## Exercise
Copy out every line exactly, passing over the pictures.

━━━━

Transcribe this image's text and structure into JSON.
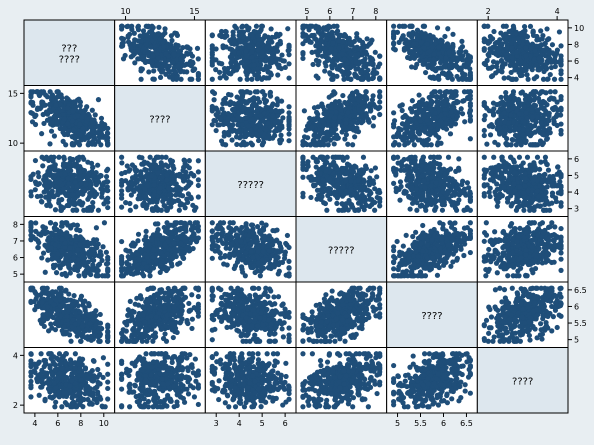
{
  "chart_data": {
    "type": "scatter",
    "subtype": "scatterplot-matrix",
    "marker_color": "#1f4e79",
    "background_color": "#e8eef2",
    "diagonal_fill": "#dde7ee",
    "variables": [
      {
        "label": "??? ????",
        "range": [
          3.5,
          10.5
        ],
        "ticks": [
          4,
          6,
          8,
          10
        ]
      },
      {
        "label": "????",
        "range": [
          8.6,
          15.3
        ],
        "ticks": [
          10,
          15
        ]
      },
      {
        "label": "?????",
        "range": [
          3.0,
          6.5
        ],
        "ticks": [
          3,
          4,
          5,
          6
        ]
      },
      {
        "label": "?????",
        "range": [
          4.9,
          6.4
        ],
        "ticks": [
          5,
          6,
          7,
          8
        ]
      },
      {
        "label": "????",
        "range": [
          4.7,
          6.6
        ],
        "ticks": [
          5,
          5.5,
          6,
          6.5
        ]
      },
      {
        "label": "????",
        "range": [
          1.9,
          4.5
        ],
        "ticks": [
          2,
          4
        ]
      }
    ],
    "top_axis_ticks": {
      "1": [
        "10",
        "15"
      ],
      "3": [
        "5",
        "6",
        "7",
        "8"
      ],
      "5": [
        "2",
        "4"
      ]
    },
    "right_axis_ticks": {
      "0": [
        "10",
        "8",
        "6",
        "4"
      ],
      "2": [
        "6",
        "5",
        "4",
        "3"
      ],
      "4": [
        "6.5",
        "6",
        "5.5",
        "5"
      ]
    },
    "left_axis_ticks": {
      "1": [
        "15",
        "10"
      ],
      "3": [
        "8",
        "7",
        "6",
        "5"
      ],
      "5": [
        "4",
        "2"
      ]
    },
    "bottom_axis_ticks": {
      "0": [
        "4",
        "6",
        "8",
        "10"
      ],
      "2": [
        "3",
        "4",
        "5",
        "6"
      ],
      "4": [
        "5",
        "5.5",
        "6",
        "6.5"
      ]
    }
  }
}
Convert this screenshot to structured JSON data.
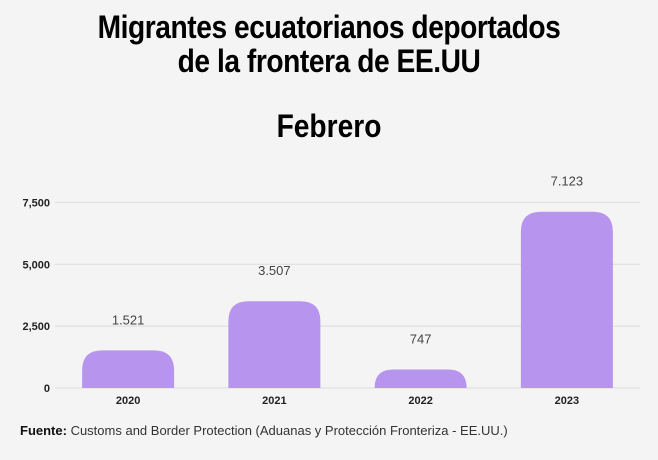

━━━━

## Output for this task
Transcribe this image's text and structure into JSON.
{
  "chart_data": {
    "type": "scatter",
    "subtype": "scatterplot-matrix",
    "marker_color": "#1f4e79",
    "background_color": "#e8eef2",
    "diagonal_fill": "#dde7ee",
    "variables": [
      {
        "label": "??? ????",
        "range": [
          3.5,
          10.5
        ],
        "ticks": [
          4,
          6,
          8,
          10
        ]
      },
      {
        "label": "????",
        "range": [
          8.6,
          15.3
        ],
        "ticks": [
          10,
          15
        ]
      },
      {
        "label": "?????",
        "range": [
          3.0,
          6.5
        ],
        "ticks": [
          3,
          4,
          5,
          6
        ]
      },
      {
        "label": "?????",
        "range": [
          4.9,
          6.4
        ],
        "ticks": [
          5,
          6,
          7,
          8
        ]
      },
      {
        "label": "????",
        "range": [
          4.7,
          6.6
        ],
        "ticks": [
          5,
          5.5,
          6,
          6.5
        ]
      },
      {
        "label": "????",
        "range": [
          1.9,
          4.5
        ],
        "ticks": [
          2,
          4
        ]
      }
    ],
    "top_axis_ticks": {
      "1": [
        "10",
        "15"
      ],
      "3": [
        "5",
        "6",
        "7",
        "8"
      ],
      "5": [
        "2",
        "4"
      ]
    },
    "right_axis_ticks": {
      "0": [
        "10",
        "8",
        "6",
        "4"
      ],
      "2": [
        "6",
        "5",
        "4",
        "3"
      ],
      "4": [
        "6.5",
        "6",
        "5.5",
        "5"
      ]
    },
    "left_axis_ticks": {
      "1": [
        "15",
        "10"
      ],
      "3": [
        "8",
        "7",
        "6",
        "5"
      ],
      "5": [
        "4",
        "2"
      ]
    },
    "bottom_axis_ticks": {
      "0": [
        "4",
        "6",
        "8",
        "10"
      ],
      "2": [
        "3",
        "4",
        "5",
        "6"
      ],
      "4": [
        "5",
        "5.5",
        "6",
        "6.5"
      ]
    }
  }
}
Convert this screenshot to structured JSON data.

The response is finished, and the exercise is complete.